### PROBLEM DETAILS
Each line that includes the word "this" counts once; give the total and nothing more.

***** MATERIALS PROVIDED

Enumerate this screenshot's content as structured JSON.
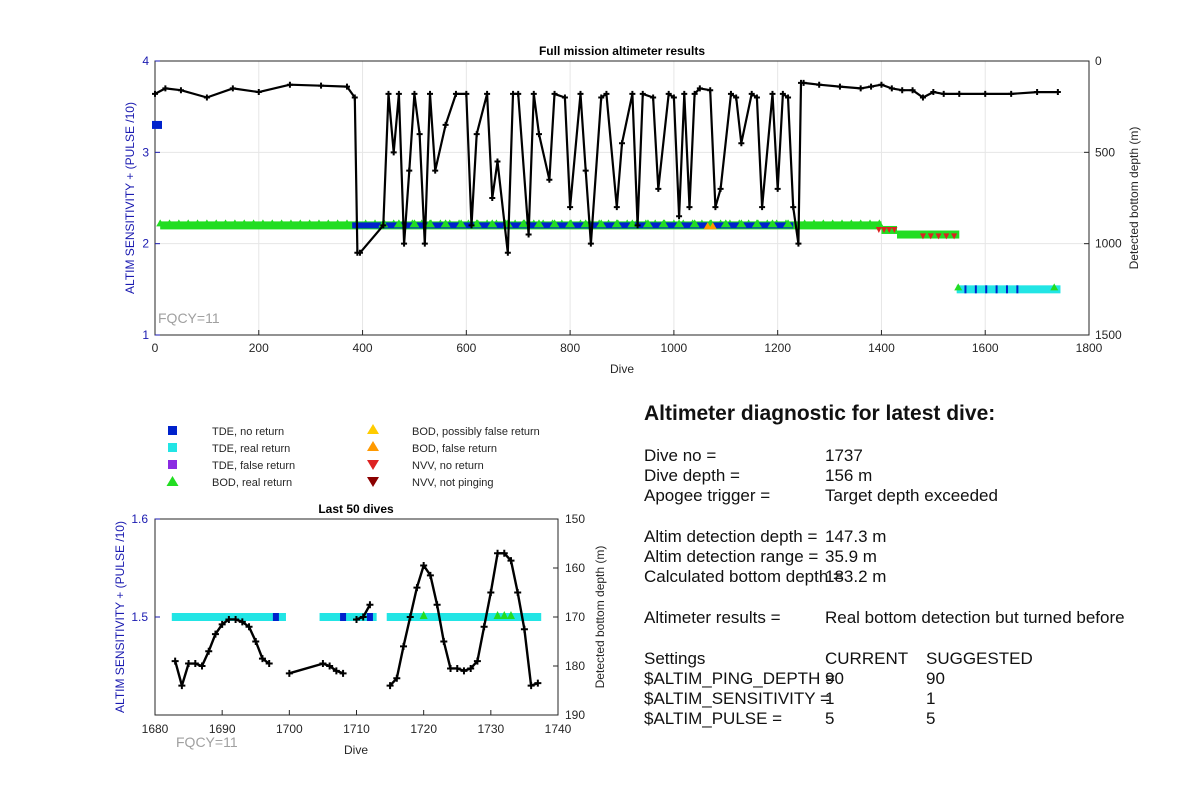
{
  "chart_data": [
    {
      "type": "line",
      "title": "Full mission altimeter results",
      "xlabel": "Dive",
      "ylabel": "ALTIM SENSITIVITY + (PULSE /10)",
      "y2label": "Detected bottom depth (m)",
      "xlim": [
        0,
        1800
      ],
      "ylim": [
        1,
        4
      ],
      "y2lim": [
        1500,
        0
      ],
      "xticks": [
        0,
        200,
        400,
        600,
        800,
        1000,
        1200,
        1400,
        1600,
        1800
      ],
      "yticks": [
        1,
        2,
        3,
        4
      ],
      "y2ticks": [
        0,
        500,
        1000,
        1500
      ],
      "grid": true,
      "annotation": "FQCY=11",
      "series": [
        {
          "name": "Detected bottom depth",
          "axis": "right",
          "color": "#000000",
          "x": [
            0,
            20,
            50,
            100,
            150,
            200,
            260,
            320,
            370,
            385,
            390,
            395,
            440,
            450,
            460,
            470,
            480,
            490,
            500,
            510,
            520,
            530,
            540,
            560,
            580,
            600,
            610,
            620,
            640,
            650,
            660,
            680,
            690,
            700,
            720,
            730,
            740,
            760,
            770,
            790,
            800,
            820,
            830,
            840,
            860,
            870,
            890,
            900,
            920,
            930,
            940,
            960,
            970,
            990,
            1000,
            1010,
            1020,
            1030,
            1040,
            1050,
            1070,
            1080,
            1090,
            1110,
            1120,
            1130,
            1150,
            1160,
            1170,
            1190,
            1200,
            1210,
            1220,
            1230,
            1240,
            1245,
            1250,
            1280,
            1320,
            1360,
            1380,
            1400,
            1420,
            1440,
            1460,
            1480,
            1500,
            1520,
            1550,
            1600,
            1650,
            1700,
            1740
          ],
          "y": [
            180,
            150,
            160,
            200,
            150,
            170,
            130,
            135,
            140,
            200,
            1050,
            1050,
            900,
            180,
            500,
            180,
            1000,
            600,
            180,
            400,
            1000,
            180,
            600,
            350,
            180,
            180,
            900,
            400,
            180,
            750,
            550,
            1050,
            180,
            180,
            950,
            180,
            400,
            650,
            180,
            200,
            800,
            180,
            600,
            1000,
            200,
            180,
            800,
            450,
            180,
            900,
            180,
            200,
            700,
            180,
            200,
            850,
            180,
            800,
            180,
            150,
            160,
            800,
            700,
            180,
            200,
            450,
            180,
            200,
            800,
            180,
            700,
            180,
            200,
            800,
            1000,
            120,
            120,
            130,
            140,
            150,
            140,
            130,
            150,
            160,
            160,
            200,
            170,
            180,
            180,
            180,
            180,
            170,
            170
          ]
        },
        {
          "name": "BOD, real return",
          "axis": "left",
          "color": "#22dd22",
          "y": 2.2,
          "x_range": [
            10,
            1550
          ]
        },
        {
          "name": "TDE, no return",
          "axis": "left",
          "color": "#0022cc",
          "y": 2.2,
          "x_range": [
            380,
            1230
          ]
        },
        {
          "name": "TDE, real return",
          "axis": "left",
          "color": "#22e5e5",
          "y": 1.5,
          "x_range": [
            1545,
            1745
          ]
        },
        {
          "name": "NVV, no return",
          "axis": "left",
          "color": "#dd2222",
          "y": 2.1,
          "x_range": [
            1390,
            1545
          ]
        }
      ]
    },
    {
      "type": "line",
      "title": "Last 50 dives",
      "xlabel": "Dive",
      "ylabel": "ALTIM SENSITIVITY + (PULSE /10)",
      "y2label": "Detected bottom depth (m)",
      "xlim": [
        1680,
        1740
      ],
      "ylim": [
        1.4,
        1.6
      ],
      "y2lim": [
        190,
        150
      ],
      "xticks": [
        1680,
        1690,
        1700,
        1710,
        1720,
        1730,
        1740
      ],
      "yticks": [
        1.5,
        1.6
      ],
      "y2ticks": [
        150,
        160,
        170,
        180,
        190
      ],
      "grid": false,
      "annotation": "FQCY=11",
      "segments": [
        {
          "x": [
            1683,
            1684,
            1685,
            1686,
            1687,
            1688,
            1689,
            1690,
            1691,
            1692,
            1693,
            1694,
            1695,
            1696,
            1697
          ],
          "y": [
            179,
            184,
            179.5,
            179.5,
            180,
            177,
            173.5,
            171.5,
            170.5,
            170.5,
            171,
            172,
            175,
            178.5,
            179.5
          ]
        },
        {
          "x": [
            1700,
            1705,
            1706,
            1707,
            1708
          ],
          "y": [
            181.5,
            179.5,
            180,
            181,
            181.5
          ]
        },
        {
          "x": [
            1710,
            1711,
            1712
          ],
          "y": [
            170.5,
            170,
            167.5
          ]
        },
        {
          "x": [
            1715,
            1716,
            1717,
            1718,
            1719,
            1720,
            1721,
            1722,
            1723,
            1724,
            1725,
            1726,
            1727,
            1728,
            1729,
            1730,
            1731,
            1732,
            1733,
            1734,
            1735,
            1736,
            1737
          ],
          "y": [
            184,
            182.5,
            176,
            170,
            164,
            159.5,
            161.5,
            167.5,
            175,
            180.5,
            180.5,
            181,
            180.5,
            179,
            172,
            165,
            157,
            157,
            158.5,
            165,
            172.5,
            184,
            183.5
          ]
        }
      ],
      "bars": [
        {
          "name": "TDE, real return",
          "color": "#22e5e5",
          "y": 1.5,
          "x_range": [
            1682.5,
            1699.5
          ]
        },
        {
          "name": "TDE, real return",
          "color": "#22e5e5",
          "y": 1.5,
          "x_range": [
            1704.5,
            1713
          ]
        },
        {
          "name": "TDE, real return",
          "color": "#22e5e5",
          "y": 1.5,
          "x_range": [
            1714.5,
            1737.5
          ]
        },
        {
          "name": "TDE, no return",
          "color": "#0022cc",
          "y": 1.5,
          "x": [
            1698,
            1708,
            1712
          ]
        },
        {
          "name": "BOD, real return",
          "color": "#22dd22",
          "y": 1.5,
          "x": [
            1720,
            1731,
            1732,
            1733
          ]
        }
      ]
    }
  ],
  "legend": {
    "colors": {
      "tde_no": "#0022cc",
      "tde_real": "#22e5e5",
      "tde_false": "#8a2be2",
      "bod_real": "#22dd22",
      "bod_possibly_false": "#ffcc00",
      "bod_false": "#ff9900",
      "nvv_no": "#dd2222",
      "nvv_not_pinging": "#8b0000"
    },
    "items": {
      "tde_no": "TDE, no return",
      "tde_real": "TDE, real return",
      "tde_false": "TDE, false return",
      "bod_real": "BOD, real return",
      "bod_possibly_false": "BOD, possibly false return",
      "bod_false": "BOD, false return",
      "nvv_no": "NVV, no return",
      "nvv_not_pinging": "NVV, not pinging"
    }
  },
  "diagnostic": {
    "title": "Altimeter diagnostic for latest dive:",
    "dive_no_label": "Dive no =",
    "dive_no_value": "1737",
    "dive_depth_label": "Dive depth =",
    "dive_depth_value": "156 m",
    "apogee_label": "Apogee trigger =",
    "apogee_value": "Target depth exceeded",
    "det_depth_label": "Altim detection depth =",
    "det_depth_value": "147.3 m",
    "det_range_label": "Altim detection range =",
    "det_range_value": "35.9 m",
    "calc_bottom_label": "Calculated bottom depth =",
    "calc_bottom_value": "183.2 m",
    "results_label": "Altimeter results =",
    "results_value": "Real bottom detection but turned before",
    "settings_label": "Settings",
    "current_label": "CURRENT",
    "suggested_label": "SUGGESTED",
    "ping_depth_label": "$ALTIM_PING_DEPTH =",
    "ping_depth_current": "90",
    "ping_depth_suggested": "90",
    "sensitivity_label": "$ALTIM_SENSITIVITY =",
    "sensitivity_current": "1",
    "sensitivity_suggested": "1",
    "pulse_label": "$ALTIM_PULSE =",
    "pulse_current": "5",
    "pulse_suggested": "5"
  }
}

**********
***** MATERIALS PROVIDED

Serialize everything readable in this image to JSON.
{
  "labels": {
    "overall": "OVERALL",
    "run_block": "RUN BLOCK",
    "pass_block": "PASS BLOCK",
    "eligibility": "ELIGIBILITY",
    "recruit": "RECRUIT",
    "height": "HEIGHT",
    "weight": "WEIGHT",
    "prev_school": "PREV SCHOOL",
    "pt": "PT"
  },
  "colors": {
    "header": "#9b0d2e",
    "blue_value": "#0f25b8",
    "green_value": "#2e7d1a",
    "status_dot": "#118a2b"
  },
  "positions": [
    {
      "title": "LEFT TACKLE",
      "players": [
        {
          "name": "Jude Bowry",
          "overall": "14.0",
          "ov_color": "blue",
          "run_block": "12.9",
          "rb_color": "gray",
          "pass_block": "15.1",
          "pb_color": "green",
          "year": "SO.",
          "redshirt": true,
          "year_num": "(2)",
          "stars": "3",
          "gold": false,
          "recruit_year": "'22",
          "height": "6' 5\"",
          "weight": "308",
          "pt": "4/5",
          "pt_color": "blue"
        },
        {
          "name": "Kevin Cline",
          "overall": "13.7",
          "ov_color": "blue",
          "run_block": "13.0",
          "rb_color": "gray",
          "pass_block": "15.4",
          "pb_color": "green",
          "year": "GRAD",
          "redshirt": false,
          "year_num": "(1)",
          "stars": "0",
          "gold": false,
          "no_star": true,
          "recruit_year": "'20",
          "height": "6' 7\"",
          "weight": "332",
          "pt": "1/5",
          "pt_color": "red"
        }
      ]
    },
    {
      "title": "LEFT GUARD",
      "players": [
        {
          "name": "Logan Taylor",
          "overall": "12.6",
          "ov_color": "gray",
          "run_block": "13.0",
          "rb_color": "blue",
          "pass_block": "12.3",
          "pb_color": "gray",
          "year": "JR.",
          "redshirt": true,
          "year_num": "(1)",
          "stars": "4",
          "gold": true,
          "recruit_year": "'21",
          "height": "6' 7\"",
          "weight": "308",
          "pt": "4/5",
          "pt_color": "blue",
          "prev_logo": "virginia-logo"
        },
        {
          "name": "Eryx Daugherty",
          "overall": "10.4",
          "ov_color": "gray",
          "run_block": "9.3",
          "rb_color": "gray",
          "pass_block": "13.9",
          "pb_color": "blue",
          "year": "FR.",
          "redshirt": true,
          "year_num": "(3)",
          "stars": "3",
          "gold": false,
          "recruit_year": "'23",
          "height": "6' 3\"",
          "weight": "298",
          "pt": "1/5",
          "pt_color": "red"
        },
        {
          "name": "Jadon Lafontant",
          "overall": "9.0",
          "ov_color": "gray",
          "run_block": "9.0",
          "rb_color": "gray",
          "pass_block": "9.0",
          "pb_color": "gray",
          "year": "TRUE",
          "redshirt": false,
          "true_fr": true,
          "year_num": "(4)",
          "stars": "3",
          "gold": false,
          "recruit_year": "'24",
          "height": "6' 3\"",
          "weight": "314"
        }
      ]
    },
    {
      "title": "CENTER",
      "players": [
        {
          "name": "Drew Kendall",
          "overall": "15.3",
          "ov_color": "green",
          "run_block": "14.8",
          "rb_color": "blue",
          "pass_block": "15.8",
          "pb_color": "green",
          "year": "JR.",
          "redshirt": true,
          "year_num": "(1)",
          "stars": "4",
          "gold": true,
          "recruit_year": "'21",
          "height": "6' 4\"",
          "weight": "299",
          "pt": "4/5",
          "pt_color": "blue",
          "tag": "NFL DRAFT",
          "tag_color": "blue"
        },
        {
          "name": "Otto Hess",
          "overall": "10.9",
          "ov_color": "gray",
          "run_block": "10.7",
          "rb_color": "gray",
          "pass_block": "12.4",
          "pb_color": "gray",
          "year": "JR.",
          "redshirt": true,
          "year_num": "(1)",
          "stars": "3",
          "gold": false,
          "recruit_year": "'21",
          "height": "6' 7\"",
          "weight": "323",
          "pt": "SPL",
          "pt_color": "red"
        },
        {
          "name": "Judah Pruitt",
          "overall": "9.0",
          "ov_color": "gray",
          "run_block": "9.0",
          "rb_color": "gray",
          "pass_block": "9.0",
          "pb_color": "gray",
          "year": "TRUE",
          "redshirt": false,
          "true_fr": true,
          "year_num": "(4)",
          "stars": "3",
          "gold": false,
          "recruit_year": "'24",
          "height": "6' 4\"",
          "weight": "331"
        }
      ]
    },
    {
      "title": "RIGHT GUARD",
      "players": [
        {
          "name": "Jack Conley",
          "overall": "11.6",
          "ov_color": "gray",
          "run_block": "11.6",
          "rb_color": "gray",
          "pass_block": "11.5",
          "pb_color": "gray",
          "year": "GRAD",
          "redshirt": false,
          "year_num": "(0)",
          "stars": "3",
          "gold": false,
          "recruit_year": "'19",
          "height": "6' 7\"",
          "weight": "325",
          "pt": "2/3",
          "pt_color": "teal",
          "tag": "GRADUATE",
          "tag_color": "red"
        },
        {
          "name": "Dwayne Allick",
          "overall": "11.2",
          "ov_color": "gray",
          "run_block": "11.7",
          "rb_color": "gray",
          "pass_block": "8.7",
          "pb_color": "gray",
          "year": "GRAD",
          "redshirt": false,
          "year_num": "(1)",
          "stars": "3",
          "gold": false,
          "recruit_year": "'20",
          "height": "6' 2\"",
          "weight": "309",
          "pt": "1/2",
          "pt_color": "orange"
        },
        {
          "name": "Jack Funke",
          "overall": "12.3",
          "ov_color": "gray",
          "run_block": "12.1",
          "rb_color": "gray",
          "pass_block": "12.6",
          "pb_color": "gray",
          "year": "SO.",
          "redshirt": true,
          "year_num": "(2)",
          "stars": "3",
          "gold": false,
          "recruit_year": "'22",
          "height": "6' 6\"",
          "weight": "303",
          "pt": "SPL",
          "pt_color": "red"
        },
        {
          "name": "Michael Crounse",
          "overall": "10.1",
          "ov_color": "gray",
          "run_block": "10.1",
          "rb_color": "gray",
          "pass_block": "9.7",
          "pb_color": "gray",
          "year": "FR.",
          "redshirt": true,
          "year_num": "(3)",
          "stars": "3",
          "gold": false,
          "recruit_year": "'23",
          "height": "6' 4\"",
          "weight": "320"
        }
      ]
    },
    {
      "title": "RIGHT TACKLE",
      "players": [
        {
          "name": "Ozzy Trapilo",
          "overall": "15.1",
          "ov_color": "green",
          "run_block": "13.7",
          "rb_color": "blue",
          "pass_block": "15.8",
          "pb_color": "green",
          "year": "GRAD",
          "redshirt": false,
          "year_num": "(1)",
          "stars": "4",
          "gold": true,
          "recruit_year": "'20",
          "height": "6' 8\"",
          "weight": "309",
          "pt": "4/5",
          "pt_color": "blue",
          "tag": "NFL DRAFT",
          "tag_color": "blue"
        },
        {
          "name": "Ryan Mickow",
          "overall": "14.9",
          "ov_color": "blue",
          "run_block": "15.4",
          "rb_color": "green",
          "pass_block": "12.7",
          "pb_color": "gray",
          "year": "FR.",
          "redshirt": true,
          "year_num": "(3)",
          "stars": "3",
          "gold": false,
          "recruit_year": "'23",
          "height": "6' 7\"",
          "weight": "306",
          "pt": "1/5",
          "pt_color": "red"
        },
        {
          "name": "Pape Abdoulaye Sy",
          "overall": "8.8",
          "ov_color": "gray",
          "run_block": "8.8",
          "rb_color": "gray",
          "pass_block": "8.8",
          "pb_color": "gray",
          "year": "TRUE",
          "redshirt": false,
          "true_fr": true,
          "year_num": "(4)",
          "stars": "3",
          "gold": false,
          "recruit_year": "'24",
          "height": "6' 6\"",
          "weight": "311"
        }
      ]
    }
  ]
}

**********

### ANSWER
2